Each entry that follows must be output without any deviation.
## start Listed entries
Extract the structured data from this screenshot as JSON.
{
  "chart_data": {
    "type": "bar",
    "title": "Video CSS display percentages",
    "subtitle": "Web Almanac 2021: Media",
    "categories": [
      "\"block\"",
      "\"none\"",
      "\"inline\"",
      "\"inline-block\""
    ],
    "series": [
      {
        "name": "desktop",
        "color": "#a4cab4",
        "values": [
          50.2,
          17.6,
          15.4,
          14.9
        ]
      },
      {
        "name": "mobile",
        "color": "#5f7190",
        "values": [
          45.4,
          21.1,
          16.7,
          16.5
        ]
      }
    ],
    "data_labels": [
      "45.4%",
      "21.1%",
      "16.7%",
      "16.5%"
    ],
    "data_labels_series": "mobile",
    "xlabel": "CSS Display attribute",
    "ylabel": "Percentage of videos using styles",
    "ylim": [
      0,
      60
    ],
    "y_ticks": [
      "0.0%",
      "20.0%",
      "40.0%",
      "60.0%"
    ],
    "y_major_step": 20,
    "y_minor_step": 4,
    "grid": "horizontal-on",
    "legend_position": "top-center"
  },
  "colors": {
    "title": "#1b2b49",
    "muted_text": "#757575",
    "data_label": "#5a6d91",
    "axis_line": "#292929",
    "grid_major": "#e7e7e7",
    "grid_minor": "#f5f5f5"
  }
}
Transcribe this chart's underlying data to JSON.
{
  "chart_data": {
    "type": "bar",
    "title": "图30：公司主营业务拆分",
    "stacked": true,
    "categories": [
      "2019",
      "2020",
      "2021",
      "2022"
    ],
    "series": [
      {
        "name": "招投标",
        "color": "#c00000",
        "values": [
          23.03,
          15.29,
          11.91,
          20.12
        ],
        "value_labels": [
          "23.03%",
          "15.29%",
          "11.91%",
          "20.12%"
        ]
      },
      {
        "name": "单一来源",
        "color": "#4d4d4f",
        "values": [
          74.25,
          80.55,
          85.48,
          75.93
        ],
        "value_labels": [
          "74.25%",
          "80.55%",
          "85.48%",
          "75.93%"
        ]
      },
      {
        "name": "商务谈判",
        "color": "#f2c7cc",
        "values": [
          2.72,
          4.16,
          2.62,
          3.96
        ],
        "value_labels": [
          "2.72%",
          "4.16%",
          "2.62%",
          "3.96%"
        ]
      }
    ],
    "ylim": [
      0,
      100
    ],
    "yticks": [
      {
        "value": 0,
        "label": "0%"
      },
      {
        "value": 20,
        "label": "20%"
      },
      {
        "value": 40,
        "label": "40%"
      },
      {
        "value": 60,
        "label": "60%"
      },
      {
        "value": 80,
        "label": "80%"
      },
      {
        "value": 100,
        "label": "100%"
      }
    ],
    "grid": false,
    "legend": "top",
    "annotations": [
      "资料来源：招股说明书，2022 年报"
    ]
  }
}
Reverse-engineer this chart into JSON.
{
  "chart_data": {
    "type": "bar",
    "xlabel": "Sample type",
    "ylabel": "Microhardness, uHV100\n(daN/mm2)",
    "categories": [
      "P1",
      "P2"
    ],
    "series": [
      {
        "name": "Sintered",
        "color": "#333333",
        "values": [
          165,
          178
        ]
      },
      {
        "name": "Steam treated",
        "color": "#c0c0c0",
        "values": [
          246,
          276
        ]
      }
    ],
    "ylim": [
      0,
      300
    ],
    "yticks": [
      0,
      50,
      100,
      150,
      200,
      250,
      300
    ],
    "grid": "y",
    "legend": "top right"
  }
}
## end Listed entries
Problem solution -
Extract the structured data from this screenshot as JSON.
{
  "chart_data": {
    "type": "bar",
    "title": "Video CSS display percentages",
    "subtitle": "Web Almanac 2021: Media",
    "categories": [
      "\"block\"",
      "\"none\"",
      "\"inline\"",
      "\"inline-block\""
    ],
    "series": [
      {
        "name": "desktop",
        "color": "#a4cab4",
        "values": [
          50.2,
          17.6,
          15.4,
          14.9
        ]
      },
      {
        "name": "mobile",
        "color": "#5f7190",
        "values": [
          45.4,
          21.1,
          16.7,
          16.5
        ]
      }
    ],
    "data_labels": [
      "45.4%",
      "21.1%",
      "16.7%",
      "16.5%"
    ],
    "data_labels_series": "mobile",
    "xlabel": "CSS Display attribute",
    "ylabel": "Percentage of videos using styles",
    "ylim": [
      0,
      60
    ],
    "y_ticks": [
      "0.0%",
      "20.0%",
      "40.0%",
      "60.0%"
    ],
    "y_major_step": 20,
    "y_minor_step": 4,
    "grid": "horizontal-on",
    "legend_position": "top-center"
  },
  "colors": {
    "title": "#1b2b49",
    "muted_text": "#757575",
    "data_label": "#5a6d91",
    "axis_line": "#292929",
    "grid_major": "#e7e7e7",
    "grid_minor": "#f5f5f5"
  }
}
Transcribe this chart's underlying data to JSON.
{
  "chart_data": {
    "type": "bar",
    "title": "图30：公司主营业务拆分",
    "stacked": true,
    "categories": [
      "2019",
      "2020",
      "2021",
      "2022"
    ],
    "series": [
      {
        "name": "招投标",
        "color": "#c00000",
        "values": [
          23.03,
          15.29,
          11.91,
          20.12
        ],
        "value_labels": [
          "23.03%",
          "15.29%",
          "11.91%",
          "20.12%"
        ]
      },
      {
        "name": "单一来源",
        "color": "#4d4d4f",
        "values": [
          74.25,
          80.55,
          85.48,
          75.93
        ],
        "value_labels": [
          "74.25%",
          "80.55%",
          "85.48%",
          "75.93%"
        ]
      },
      {
        "name": "商务谈判",
        "color": "#f2c7cc",
        "values": [
          2.72,
          4.16,
          2.62,
          3.96
        ],
        "value_labels": [
          "2.72%",
          "4.16%",
          "2.62%",
          "3.96%"
        ]
      }
    ],
    "ylim": [
      0,
      100
    ],
    "yticks": [
      {
        "value": 0,
        "label": "0%"
      },
      {
        "value": 20,
        "label": "20%"
      },
      {
        "value": 40,
        "label": "40%"
      },
      {
        "value": 60,
        "label": "60%"
      },
      {
        "value": 80,
        "label": "80%"
      },
      {
        "value": 100,
        "label": "100%"
      }
    ],
    "grid": false,
    "legend": "top",
    "annotations": [
      "资料来源：招股说明书，2022 年报"
    ]
  }
}
Reverse-engineer this chart into JSON.
{
  "chart_data": {
    "type": "bar",
    "xlabel": "Sample type",
    "ylabel": "Microhardness, uHV100\n(daN/mm2)",
    "categories": [
      "P1",
      "P2"
    ],
    "series": [
      {
        "name": "Sintered",
        "color": "#333333",
        "values": [
          165,
          178
        ]
      },
      {
        "name": "Steam treated",
        "color": "#c0c0c0",
        "values": [
          246,
          276
        ]
      }
    ],
    "ylim": [
      0,
      300
    ],
    "yticks": [
      0,
      50,
      100,
      150,
      200,
      250,
      300
    ],
    "grid": "y",
    "legend": "top right"
  }
}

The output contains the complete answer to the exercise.